▸ Given exercise: Find each line containing the string "就能促进生产力发展". Copy it.

** START **

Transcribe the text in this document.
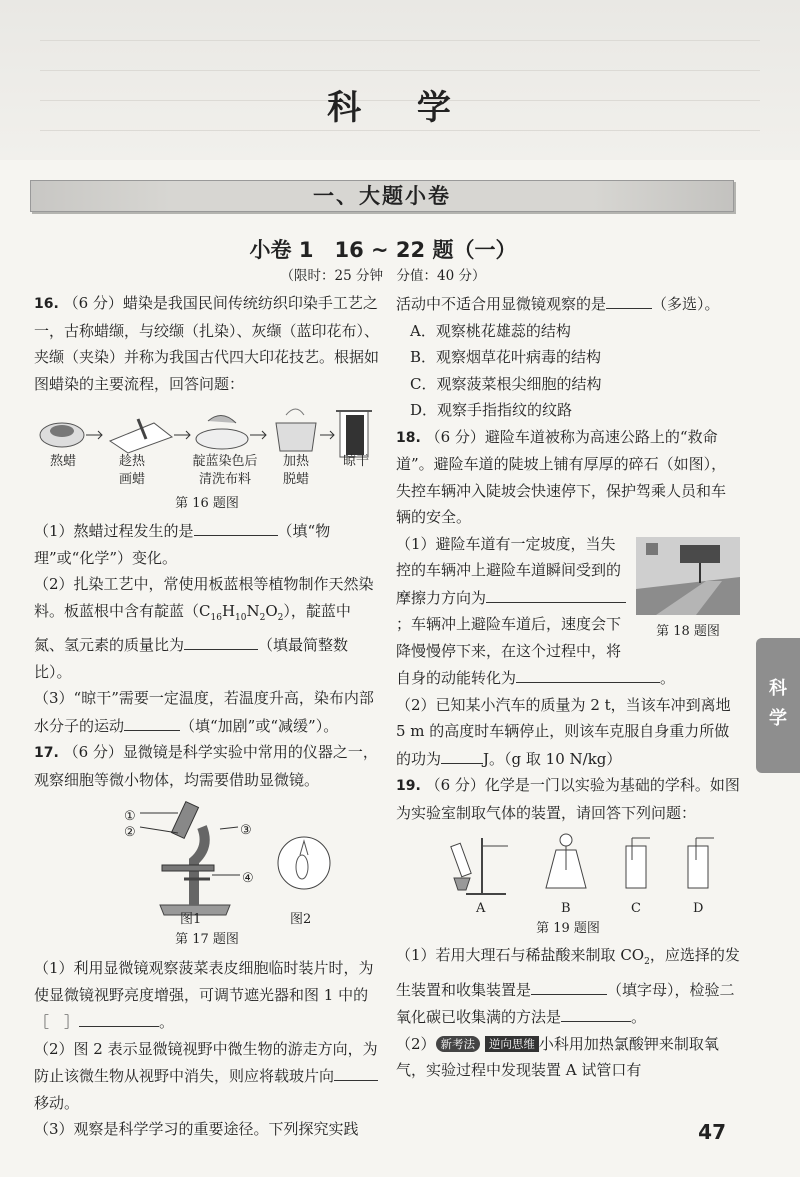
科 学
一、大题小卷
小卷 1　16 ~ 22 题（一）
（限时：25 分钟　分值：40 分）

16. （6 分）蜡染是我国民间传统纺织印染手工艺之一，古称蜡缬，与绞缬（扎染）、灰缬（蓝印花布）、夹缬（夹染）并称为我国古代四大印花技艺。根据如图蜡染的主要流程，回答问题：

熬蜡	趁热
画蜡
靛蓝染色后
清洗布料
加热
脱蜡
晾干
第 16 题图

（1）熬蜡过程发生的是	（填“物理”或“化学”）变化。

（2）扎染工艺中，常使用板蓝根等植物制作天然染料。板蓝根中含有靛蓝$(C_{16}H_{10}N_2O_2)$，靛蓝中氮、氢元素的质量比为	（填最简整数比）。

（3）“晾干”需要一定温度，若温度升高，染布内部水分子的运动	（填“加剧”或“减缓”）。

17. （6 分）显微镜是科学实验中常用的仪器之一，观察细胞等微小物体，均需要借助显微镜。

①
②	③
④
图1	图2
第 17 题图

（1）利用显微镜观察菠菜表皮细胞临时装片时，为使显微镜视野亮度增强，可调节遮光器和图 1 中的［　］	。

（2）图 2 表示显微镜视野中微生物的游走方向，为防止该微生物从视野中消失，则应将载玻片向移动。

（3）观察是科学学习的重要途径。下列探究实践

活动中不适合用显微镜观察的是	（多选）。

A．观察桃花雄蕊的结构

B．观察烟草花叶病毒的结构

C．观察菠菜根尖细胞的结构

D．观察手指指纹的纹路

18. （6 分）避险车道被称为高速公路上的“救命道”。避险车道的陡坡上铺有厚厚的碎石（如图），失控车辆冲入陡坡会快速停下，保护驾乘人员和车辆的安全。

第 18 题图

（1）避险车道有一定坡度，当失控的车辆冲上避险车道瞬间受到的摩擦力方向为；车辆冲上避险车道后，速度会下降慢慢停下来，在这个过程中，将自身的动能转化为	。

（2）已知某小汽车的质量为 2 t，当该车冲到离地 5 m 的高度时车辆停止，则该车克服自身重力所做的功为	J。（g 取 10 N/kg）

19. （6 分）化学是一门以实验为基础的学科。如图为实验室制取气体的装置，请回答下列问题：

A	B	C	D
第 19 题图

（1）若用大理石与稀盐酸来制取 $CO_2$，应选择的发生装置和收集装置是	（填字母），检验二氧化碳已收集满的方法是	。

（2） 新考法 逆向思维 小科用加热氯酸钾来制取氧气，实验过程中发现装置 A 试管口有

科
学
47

** END **
** START **

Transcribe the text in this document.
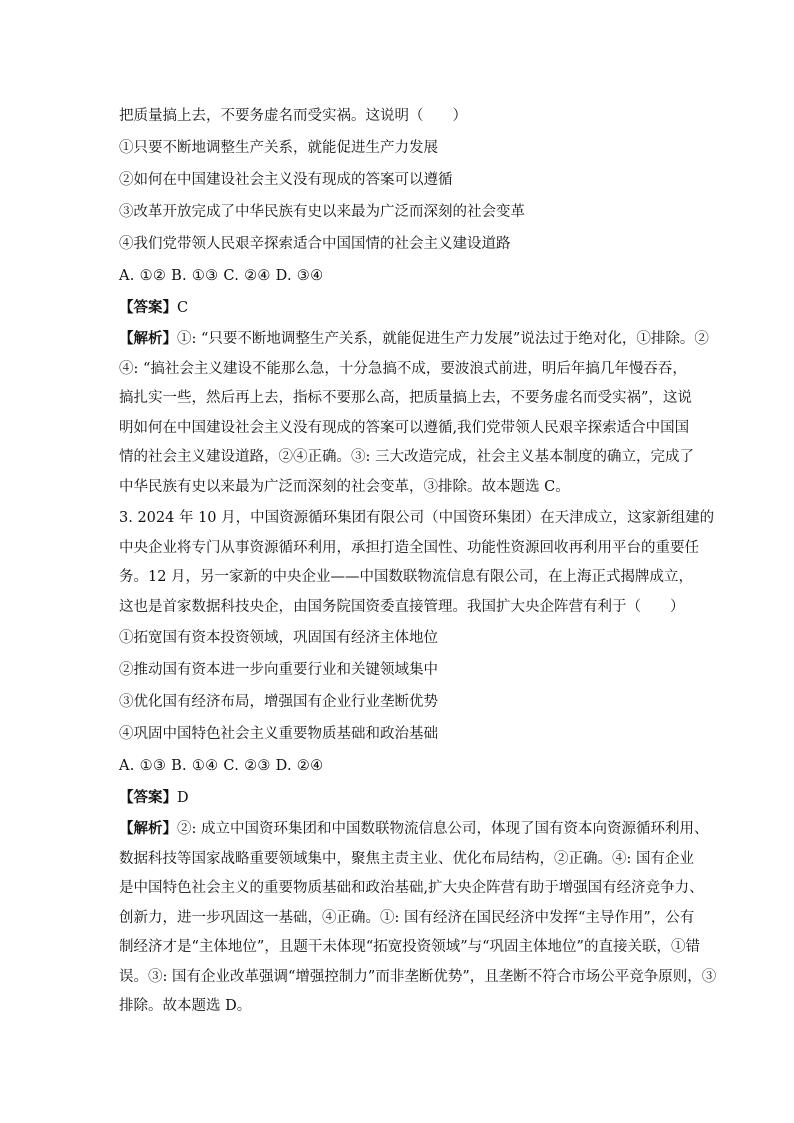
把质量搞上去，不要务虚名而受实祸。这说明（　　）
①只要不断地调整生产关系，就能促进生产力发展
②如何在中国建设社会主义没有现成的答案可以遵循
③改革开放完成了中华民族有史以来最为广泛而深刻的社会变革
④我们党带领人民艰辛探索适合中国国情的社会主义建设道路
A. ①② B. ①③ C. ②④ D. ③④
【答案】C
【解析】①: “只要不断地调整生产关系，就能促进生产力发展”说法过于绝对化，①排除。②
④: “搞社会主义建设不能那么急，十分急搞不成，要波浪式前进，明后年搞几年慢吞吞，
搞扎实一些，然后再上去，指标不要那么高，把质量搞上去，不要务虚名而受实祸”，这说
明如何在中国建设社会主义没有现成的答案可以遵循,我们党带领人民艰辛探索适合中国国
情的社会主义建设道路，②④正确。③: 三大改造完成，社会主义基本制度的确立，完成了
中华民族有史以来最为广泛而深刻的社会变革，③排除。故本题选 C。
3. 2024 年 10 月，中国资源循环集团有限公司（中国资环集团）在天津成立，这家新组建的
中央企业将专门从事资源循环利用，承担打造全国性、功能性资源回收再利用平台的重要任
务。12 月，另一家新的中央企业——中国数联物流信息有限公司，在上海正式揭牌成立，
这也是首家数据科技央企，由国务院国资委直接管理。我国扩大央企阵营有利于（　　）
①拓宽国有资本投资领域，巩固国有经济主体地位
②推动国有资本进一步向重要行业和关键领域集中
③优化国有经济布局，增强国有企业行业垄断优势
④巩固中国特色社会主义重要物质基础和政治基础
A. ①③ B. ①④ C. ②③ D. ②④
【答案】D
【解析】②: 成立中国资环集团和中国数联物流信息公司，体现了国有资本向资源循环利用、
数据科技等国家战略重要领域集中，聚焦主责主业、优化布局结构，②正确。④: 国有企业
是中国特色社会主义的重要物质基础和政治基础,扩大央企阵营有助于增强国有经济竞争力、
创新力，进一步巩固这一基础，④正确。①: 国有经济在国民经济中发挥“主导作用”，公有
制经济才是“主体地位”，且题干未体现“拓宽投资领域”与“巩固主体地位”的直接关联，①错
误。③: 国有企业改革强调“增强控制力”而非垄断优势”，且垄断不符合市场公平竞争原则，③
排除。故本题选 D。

** END **

▸ Response to the exercise:
①只要不断地调整生产关系，就能促进生产力发展
【解析】①: “只要不断地调整生产关系，就能促进生产力发展”说法过于绝对化，①排除。②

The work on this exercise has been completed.